(Structured figure records)
== == ==
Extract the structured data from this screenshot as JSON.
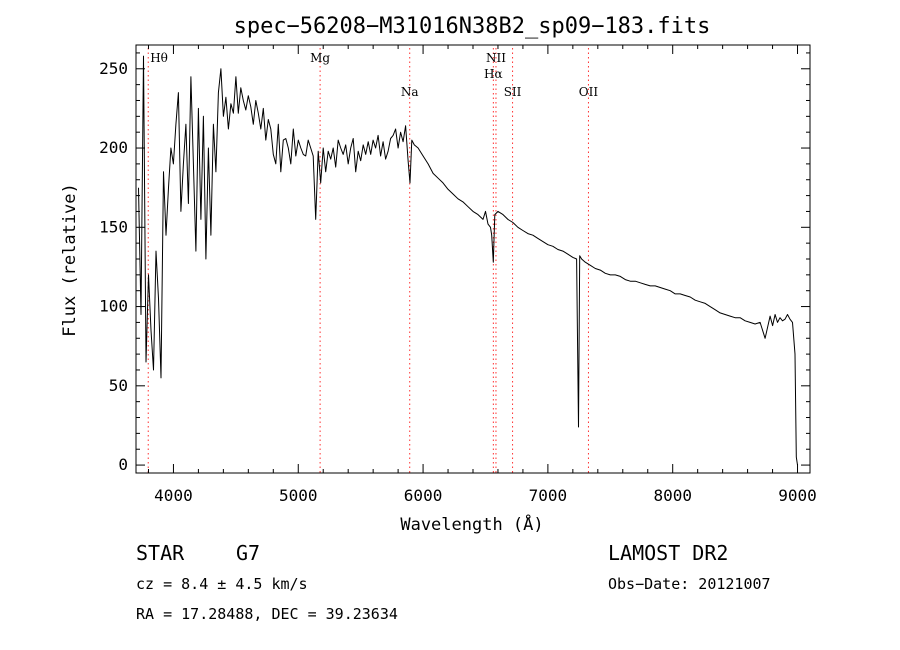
{
  "chart_data": {
    "type": "line",
    "title": "spec−56208−M31016N38B2_sp09−183.fits",
    "xlabel": "Wavelength (Å)",
    "ylabel": "Flux (relative)",
    "xlim": [
      3700,
      9100
    ],
    "ylim": [
      -5,
      265
    ],
    "xticks": [
      4000,
      5000,
      6000,
      7000,
      8000,
      9000
    ],
    "yticks": [
      0,
      50,
      100,
      150,
      200,
      250
    ],
    "grid": false,
    "series": [
      {
        "x": [
          3720,
          3740,
          3760,
          3780,
          3800,
          3820,
          3840,
          3860,
          3880,
          3900,
          3920,
          3940,
          3960,
          3980,
          4000,
          4020,
          4040,
          4060,
          4080,
          4100,
          4120,
          4140,
          4160,
          4180,
          4200,
          4220,
          4240,
          4260,
          4280,
          4300,
          4320,
          4340,
          4360,
          4380,
          4400,
          4420,
          4440,
          4460,
          4480,
          4500,
          4520,
          4540,
          4560,
          4580,
          4600,
          4620,
          4640,
          4660,
          4680,
          4700,
          4720,
          4740,
          4760,
          4780,
          4800,
          4820,
          4840,
          4860,
          4880,
          4900,
          4920,
          4940,
          4960,
          4980,
          5000,
          5020,
          5040,
          5060,
          5080,
          5100,
          5120,
          5140,
          5160,
          5180,
          5200,
          5220,
          5240,
          5260,
          5280,
          5300,
          5320,
          5340,
          5360,
          5380,
          5400,
          5420,
          5440,
          5460,
          5480,
          5500,
          5520,
          5540,
          5560,
          5580,
          5600,
          5620,
          5640,
          5660,
          5680,
          5700,
          5720,
          5740,
          5760,
          5780,
          5800,
          5820,
          5840,
          5860,
          5880,
          5895,
          5910,
          5930,
          5960,
          6000,
          6040,
          6080,
          6120,
          6160,
          6200,
          6240,
          6280,
          6320,
          6360,
          6400,
          6440,
          6480,
          6500,
          6520,
          6540,
          6550,
          6563,
          6575,
          6600,
          6640,
          6680,
          6720,
          6760,
          6800,
          6840,
          6880,
          6920,
          6960,
          7000,
          7040,
          7080,
          7120,
          7160,
          7200,
          7230,
          7245,
          7255,
          7270,
          7300,
          7340,
          7380,
          7420,
          7460,
          7500,
          7540,
          7580,
          7620,
          7660,
          7700,
          7740,
          7780,
          7820,
          7860,
          7900,
          7940,
          7980,
          8020,
          8060,
          8100,
          8140,
          8180,
          8220,
          8260,
          8300,
          8340,
          8380,
          8420,
          8460,
          8500,
          8540,
          8580,
          8620,
          8660,
          8700,
          8740,
          8780,
          8800,
          8820,
          8840,
          8860,
          8880,
          8900,
          8920,
          8940,
          8960,
          8980,
          8990,
          9000
        ],
        "y": [
          175,
          95,
          258,
          65,
          120,
          85,
          60,
          135,
          105,
          55,
          185,
          145,
          175,
          200,
          190,
          215,
          235,
          160,
          190,
          215,
          165,
          245,
          190,
          135,
          225,
          155,
          220,
          130,
          200,
          145,
          215,
          185,
          235,
          250,
          220,
          232,
          212,
          228,
          222,
          245,
          222,
          238,
          230,
          224,
          233,
          226,
          215,
          230,
          222,
          212,
          225,
          205,
          218,
          212,
          196,
          190,
          215,
          185,
          205,
          206,
          200,
          190,
          212,
          195,
          205,
          200,
          196,
          195,
          205,
          200,
          195,
          155,
          198,
          178,
          200,
          185,
          198,
          193,
          200,
          188,
          205,
          200,
          196,
          202,
          190,
          200,
          206,
          185,
          198,
          192,
          202,
          196,
          204,
          196,
          205,
          200,
          208,
          195,
          204,
          193,
          198,
          206,
          208,
          212,
          200,
          210,
          204,
          214,
          192,
          178,
          205,
          202,
          200,
          195,
          190,
          184,
          181,
          178,
          174,
          171,
          168,
          166,
          163,
          160,
          158,
          155,
          160,
          152,
          150,
          145,
          128,
          158,
          160,
          158,
          155,
          153,
          150,
          148,
          146,
          145,
          143,
          141,
          139,
          138,
          136,
          135,
          133,
          131,
          130,
          24,
          132,
          130,
          128,
          126,
          124,
          123,
          121,
          120,
          120,
          119,
          117,
          116,
          116,
          115,
          114,
          113,
          113,
          112,
          111,
          110,
          108,
          108,
          107,
          106,
          104,
          103,
          102,
          100,
          98,
          96,
          95,
          94,
          93,
          93,
          91,
          90,
          89,
          90,
          80,
          94,
          88,
          95,
          90,
          93,
          91,
          92,
          95,
          92,
          90,
          70,
          5,
          0
        ]
      }
    ],
    "spectral_lines": [
      {
        "label": "Hθ",
        "wavelength": 3798,
        "row": 1
      },
      {
        "label": "Mg",
        "wavelength": 5175,
        "row": 1
      },
      {
        "label": "Na",
        "wavelength": 5893,
        "row": 3
      },
      {
        "label": "NII",
        "wavelength": 6584,
        "row": 1
      },
      {
        "label": "Hα",
        "wavelength": 6563,
        "row": 2
      },
      {
        "label": "SII",
        "wavelength": 6717,
        "row": 3
      },
      {
        "label": "OII",
        "wavelength": 7325,
        "row": 3
      }
    ]
  },
  "info": {
    "object_type": "STAR",
    "subclass": "G7",
    "survey": "LAMOST DR2",
    "cz": "cz = 8.4 ± 4.5 km/s",
    "obs_date": "Obs−Date: 20121007",
    "coords": "RA =  17.28488, DEC =  39.23634"
  },
  "colors": {
    "spectrum": "#000000",
    "line_markers": "#ff3030",
    "text": "#000000",
    "background": "#ffffff"
  }
}
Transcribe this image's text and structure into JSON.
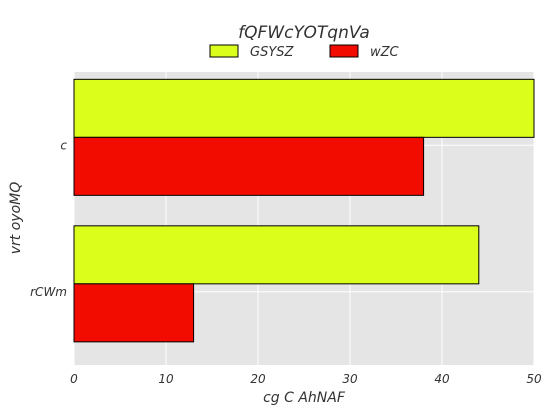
{
  "chart_data": {
    "type": "bar",
    "orientation": "horizontal",
    "title": "fQFWcYOTqnVa",
    "xlabel": "cg C AhNAF",
    "ylabel": "vrt oyoMQ",
    "categories": [
      "c",
      "rCWm"
    ],
    "series": [
      {
        "name": "GSYSZ",
        "color": "#dbff1a",
        "values": [
          50,
          44
        ]
      },
      {
        "name": "wZC",
        "color": "#f20c00",
        "values": [
          38,
          13
        ]
      }
    ],
    "xlim": [
      0,
      50
    ],
    "xticks": [
      "0",
      "10",
      "20",
      "30",
      "40",
      "50"
    ],
    "grid": true,
    "legend_position": "top-center"
  }
}
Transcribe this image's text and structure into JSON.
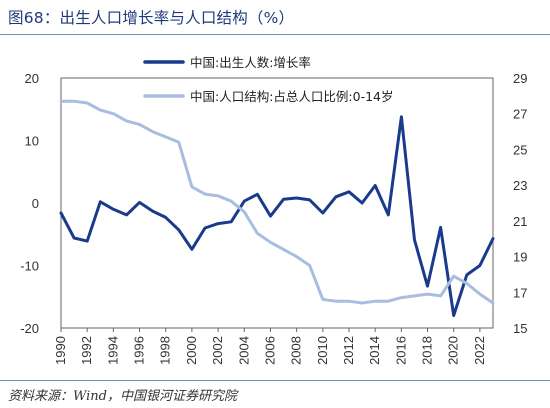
== == ==
Restate the records word for word, omitting images.

Extract the structured data from this screenshot as JSON.
{
  "chart_data": {
    "type": "line",
    "title": "spec−56208−M31016N38B2_sp09−183.fits",
    "xlabel": "Wavelength (Å)",
    "ylabel": "Flux (relative)",
    "xlim": [
      3700,
      9100
    ],
    "ylim": [
      -5,
      265
    ],
    "xticks": [
      4000,
      5000,
      6000,
      7000,
      8000,
      9000
    ],
    "yticks": [
      0,
      50,
      100,
      150,
      200,
      250
    ],
    "grid": false,
    "series": [
      {
        "x": [
          3720,
          3740,
          3760,
          3780,
          3800,
          3820,
          3840,
          3860,
          3880,
          3900,
          3920,
          3940,
          3960,
          3980,
          4000,
          4020,
          4040,
          4060,
          4080,
          4100,
          4120,
          4140,
          4160,
          4180,
          4200,
          4220,
          4240,
          4260,
          4280,
          4300,
          4320,
          4340,
          4360,
          4380,
          4400,
          4420,
          4440,
          4460,
          4480,
          4500,
          4520,
          4540,
          4560,
          4580,
          4600,
          4620,
          4640,
          4660,
          4680,
          4700,
          4720,
          4740,
          4760,
          4780,
          4800,
          4820,
          4840,
          4860,
          4880,
          4900,
          4920,
          4940,
          4960,
          4980,
          5000,
          5020,
          5040,
          5060,
          5080,
          5100,
          5120,
          5140,
          5160,
          5180,
          5200,
          5220,
          5240,
          5260,
          5280,
          5300,
          5320,
          5340,
          5360,
          5380,
          5400,
          5420,
          5440,
          5460,
          5480,
          5500,
          5520,
          5540,
          5560,
          5580,
          5600,
          5620,
          5640,
          5660,
          5680,
          5700,
          5720,
          5740,
          5760,
          5780,
          5800,
          5820,
          5840,
          5860,
          5880,
          5895,
          5910,
          5930,
          5960,
          6000,
          6040,
          6080,
          6120,
          6160,
          6200,
          6240,
          6280,
          6320,
          6360,
          6400,
          6440,
          6480,
          6500,
          6520,
          6540,
          6550,
          6563,
          6575,
          6600,
          6640,
          6680,
          6720,
          6760,
          6800,
          6840,
          6880,
          6920,
          6960,
          7000,
          7040,
          7080,
          7120,
          7160,
          7200,
          7230,
          7245,
          7255,
          7270,
          7300,
          7340,
          7380,
          7420,
          7460,
          7500,
          7540,
          7580,
          7620,
          7660,
          7700,
          7740,
          7780,
          7820,
          7860,
          7900,
          7940,
          7980,
          8020,
          8060,
          8100,
          8140,
          8180,
          8220,
          8260,
          8300,
          8340,
          8380,
          8420,
          8460,
          8500,
          8540,
          8580,
          8620,
          8660,
          8700,
          8740,
          8780,
          8800,
          8820,
          8840,
          8860,
          8880,
          8900,
          8920,
          8940,
          8960,
          8980,
          8990,
          9000
        ],
        "y": [
          175,
          95,
          258,
          65,
          120,
          85,
          60,
          135,
          105,
          55,
          185,
          145,
          175,
          200,
          190,
          215,
          235,
          160,
          190,
          215,
          165,
          245,
          190,
          135,
          225,
          155,
          220,
          130,
          200,
          145,
          215,
          185,
          235,
          250,
          220,
          232,
          212,
          228,
          222,
          245,
          222,
          238,
          230,
          224,
          233,
          226,
          215,
          230,
          222,
          212,
          225,
          205,
          218,
          212,
          196,
          190,
          215,
          185,
          205,
          206,
          200,
          190,
          212,
          195,
          205,
          200,
          196,
          195,
          205,
          200,
          195,
          155,
          198,
          178,
          200,
          185,
          198,
          193,
          200,
          188,
          205,
          200,
          196,
          202,
          190,
          200,
          206,
          185,
          198,
          192,
          202,
          196,
          204,
          196,
          205,
          200,
          208,
          195,
          204,
          193,
          198,
          206,
          208,
          212,
          200,
          210,
          204,
          214,
          192,
          178,
          205,
          202,
          200,
          195,
          190,
          184,
          181,
          178,
          174,
          171,
          168,
          166,
          163,
          160,
          158,
          155,
          160,
          152,
          150,
          145,
          128,
          158,
          160,
          158,
          155,
          153,
          150,
          148,
          146,
          145,
          143,
          141,
          139,
          138,
          136,
          135,
          133,
          131,
          130,
          24,
          132,
          130,
          128,
          126,
          124,
          123,
          121,
          120,
          120,
          119,
          117,
          116,
          116,
          115,
          114,
          113,
          113,
          112,
          111,
          110,
          108,
          108,
          107,
          106,
          104,
          103,
          102,
          100,
          98,
          96,
          95,
          94,
          93,
          93,
          91,
          90,
          89,
          90,
          80,
          94,
          88,
          95,
          90,
          93,
          91,
          92,
          95,
          92,
          90,
          70,
          5,
          0
        ]
      }
    ],
    "spectral_lines": [
      {
        "label": "Hθ",
        "wavelength": 3798,
        "row": 1
      },
      {
        "label": "Mg",
        "wavelength": 5175,
        "row": 1
      },
      {
        "label": "Na",
        "wavelength": 5893,
        "row": 3
      },
      {
        "label": "NII",
        "wavelength": 6584,
        "row": 1
      },
      {
        "label": "Hα",
        "wavelength": 6563,
        "row": 2
      },
      {
        "label": "SII",
        "wavelength": 6717,
        "row": 3
      },
      {
        "label": "OII",
        "wavelength": 7325,
        "row": 3
      }
    ]
  },
  "info": {
    "object_type": "STAR",
    "subclass": "G7",
    "survey": "LAMOST DR2",
    "cz": "cz = 8.4 ± 4.5 km/s",
    "obs_date": "Obs−Date: 20121007",
    "coords": "RA =  17.28488, DEC =  39.23634"
  },
  "colors": {
    "spectrum": "#000000",
    "line_markers": "#ff3030",
    "text": "#000000",
    "background": "#ffffff"
  }
}
Transcribe this image's text and structure into JSON.
{
  "chart_data": {
    "type": "bar",
    "orientation": "horizontal",
    "title": "fQFWcYOTqnVa",
    "xlabel": "cg C AhNAF",
    "ylabel": "vrt oyoMQ",
    "categories": [
      "c",
      "rCWm"
    ],
    "series": [
      {
        "name": "GSYSZ",
        "color": "#dbff1a",
        "values": [
          50,
          44
        ]
      },
      {
        "name": "wZC",
        "color": "#f20c00",
        "values": [
          38,
          13
        ]
      }
    ],
    "xlim": [
      0,
      50
    ],
    "xticks": [
      "0",
      "10",
      "20",
      "30",
      "40",
      "50"
    ],
    "grid": true,
    "legend_position": "top-center"
  }
}
Transcribe this image's text and structure into JSON.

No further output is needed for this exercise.